> Requirements
An exact copy of all the data is required, with pictures left out.

Stored items from a collection:
::::

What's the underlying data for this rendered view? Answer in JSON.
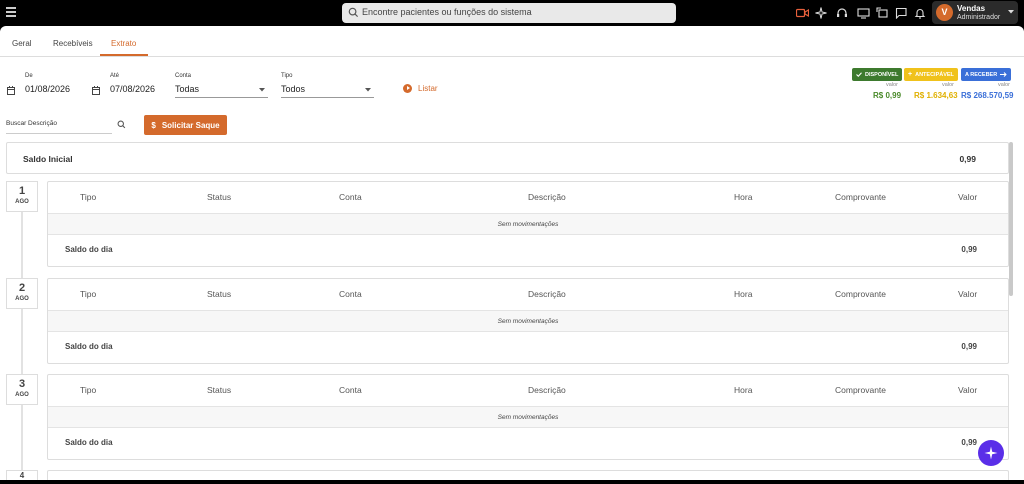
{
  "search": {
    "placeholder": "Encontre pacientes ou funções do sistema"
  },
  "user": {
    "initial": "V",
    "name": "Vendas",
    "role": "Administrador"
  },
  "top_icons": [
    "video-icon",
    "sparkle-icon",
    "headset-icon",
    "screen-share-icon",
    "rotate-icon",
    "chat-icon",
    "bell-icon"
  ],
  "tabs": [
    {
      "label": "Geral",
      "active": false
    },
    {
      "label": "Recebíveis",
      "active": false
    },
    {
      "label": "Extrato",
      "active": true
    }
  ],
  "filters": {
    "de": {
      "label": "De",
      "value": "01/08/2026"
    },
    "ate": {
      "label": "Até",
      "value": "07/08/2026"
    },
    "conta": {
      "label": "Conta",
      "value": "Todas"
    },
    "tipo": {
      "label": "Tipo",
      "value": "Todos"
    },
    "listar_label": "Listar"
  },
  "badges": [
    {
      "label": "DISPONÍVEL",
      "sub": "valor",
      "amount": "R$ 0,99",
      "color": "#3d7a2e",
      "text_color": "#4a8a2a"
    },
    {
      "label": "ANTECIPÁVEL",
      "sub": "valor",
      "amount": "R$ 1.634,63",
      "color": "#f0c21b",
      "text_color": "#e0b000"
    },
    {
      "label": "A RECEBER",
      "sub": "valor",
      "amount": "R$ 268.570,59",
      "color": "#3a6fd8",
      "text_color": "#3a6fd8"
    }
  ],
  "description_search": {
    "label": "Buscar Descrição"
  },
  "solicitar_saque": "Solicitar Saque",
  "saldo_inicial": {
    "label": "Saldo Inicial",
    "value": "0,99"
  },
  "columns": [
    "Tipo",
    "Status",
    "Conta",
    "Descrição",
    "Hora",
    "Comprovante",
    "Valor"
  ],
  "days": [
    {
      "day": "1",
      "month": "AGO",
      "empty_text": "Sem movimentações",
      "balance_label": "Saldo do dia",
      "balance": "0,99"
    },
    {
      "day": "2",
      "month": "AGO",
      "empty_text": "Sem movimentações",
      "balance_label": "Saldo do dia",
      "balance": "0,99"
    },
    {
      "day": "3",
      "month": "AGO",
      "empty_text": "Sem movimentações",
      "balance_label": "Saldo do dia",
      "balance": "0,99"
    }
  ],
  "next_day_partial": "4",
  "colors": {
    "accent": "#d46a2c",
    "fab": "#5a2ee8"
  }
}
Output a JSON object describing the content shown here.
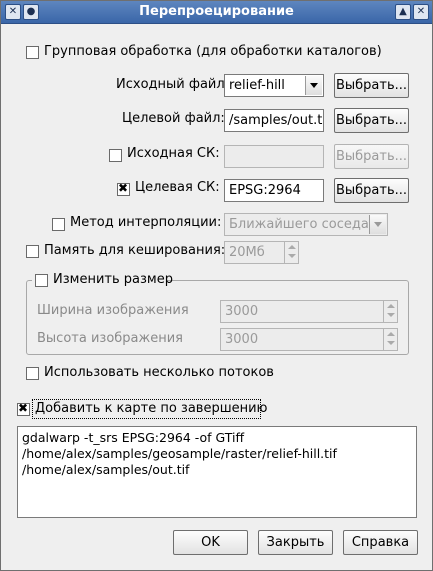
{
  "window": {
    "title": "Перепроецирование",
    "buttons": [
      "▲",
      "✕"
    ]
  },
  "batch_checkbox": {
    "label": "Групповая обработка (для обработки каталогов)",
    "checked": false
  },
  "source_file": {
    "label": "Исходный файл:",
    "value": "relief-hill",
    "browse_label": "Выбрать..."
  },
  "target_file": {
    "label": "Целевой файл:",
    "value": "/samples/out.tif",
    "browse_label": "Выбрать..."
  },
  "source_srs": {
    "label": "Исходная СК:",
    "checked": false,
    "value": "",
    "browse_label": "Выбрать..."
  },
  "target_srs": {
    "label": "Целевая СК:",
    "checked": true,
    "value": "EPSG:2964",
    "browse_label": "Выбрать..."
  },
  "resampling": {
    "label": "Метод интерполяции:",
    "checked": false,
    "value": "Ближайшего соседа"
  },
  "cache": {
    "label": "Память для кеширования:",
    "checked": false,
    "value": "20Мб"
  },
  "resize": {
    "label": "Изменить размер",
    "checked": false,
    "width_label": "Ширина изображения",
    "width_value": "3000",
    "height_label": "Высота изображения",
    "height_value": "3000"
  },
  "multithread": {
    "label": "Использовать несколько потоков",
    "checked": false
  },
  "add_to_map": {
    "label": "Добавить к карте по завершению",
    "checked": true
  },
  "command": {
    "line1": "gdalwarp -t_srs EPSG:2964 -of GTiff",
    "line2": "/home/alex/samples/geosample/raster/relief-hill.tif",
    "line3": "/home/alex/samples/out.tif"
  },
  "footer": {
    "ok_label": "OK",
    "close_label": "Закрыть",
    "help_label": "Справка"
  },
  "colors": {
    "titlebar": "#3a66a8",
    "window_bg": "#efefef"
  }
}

::::

> Exercise answer
What's the underlying data for this rendered view? Answer in JSON.
{
  "search": {
    "placeholder": "Encontre pacientes ou funções do sistema"
  },
  "user": {
    "initial": "V",
    "name": "Vendas",
    "role": "Administrador"
  },
  "top_icons": [
    "video-icon",
    "sparkle-icon",
    "headset-icon",
    "screen-share-icon",
    "rotate-icon",
    "chat-icon",
    "bell-icon"
  ],
  "tabs": [
    {
      "label": "Geral",
      "active": false
    },
    {
      "label": "Recebíveis",
      "active": false
    },
    {
      "label": "Extrato",
      "active": true
    }
  ],
  "filters": {
    "de": {
      "label": "De",
      "value": "01/08/2026"
    },
    "ate": {
      "label": "Até",
      "value": "07/08/2026"
    },
    "conta": {
      "label": "Conta",
      "value": "Todas"
    },
    "tipo": {
      "label": "Tipo",
      "value": "Todos"
    },
    "listar_label": "Listar"
  },
  "badges": [
    {
      "label": "DISPONÍVEL",
      "sub": "valor",
      "amount": "R$ 0,99",
      "color": "#3d7a2e",
      "text_color": "#4a8a2a"
    },
    {
      "label": "ANTECIPÁVEL",
      "sub": "valor",
      "amount": "R$ 1.634,63",
      "color": "#f0c21b",
      "text_color": "#e0b000"
    },
    {
      "label": "A RECEBER",
      "sub": "valor",
      "amount": "R$ 268.570,59",
      "color": "#3a6fd8",
      "text_color": "#3a6fd8"
    }
  ],
  "description_search": {
    "label": "Buscar Descrição"
  },
  "solicitar_saque": "Solicitar Saque",
  "saldo_inicial": {
    "label": "Saldo Inicial",
    "value": "0,99"
  },
  "columns": [
    "Tipo",
    "Status",
    "Conta",
    "Descrição",
    "Hora",
    "Comprovante",
    "Valor"
  ],
  "days": [
    {
      "day": "1",
      "month": "AGO",
      "empty_text": "Sem movimentações",
      "balance_label": "Saldo do dia",
      "balance": "0,99"
    },
    {
      "day": "2",
      "month": "AGO",
      "empty_text": "Sem movimentações",
      "balance_label": "Saldo do dia",
      "balance": "0,99"
    },
    {
      "day": "3",
      "month": "AGO",
      "empty_text": "Sem movimentações",
      "balance_label": "Saldo do dia",
      "balance": "0,99"
    }
  ],
  "next_day_partial": "4",
  "colors": {
    "accent": "#d46a2c",
    "fab": "#5a2ee8"
  }
}
Output a JSON object describing the content shown here.
{
  "window": {
    "title": "Перепроецирование",
    "buttons": [
      "▲",
      "✕"
    ]
  },
  "batch_checkbox": {
    "label": "Групповая обработка (для обработки каталогов)",
    "checked": false
  },
  "source_file": {
    "label": "Исходный файл:",
    "value": "relief-hill",
    "browse_label": "Выбрать..."
  },
  "target_file": {
    "label": "Целевой файл:",
    "value": "/samples/out.tif",
    "browse_label": "Выбрать..."
  },
  "source_srs": {
    "label": "Исходная СК:",
    "checked": false,
    "value": "",
    "browse_label": "Выбрать..."
  },
  "target_srs": {
    "label": "Целевая СК:",
    "checked": true,
    "value": "EPSG:2964",
    "browse_label": "Выбрать..."
  },
  "resampling": {
    "label": "Метод интерполяции:",
    "checked": false,
    "value": "Ближайшего соседа"
  },
  "cache": {
    "label": "Память для кеширования:",
    "checked": false,
    "value": "20Мб"
  },
  "resize": {
    "label": "Изменить размер",
    "checked": false,
    "width_label": "Ширина изображения",
    "width_value": "3000",
    "height_label": "Высота изображения",
    "height_value": "3000"
  },
  "multithread": {
    "label": "Использовать несколько потоков",
    "checked": false
  },
  "add_to_map": {
    "label": "Добавить к карте по завершению",
    "checked": true
  },
  "command": {
    "line1": "gdalwarp -t_srs EPSG:2964 -of GTiff",
    "line2": "/home/alex/samples/geosample/raster/relief-hill.tif",
    "line3": "/home/alex/samples/out.tif"
  },
  "footer": {
    "ok_label": "OK",
    "close_label": "Закрыть",
    "help_label": "Справка"
  },
  "colors": {
    "titlebar": "#3a66a8",
    "window_bg": "#efefef"
  }
}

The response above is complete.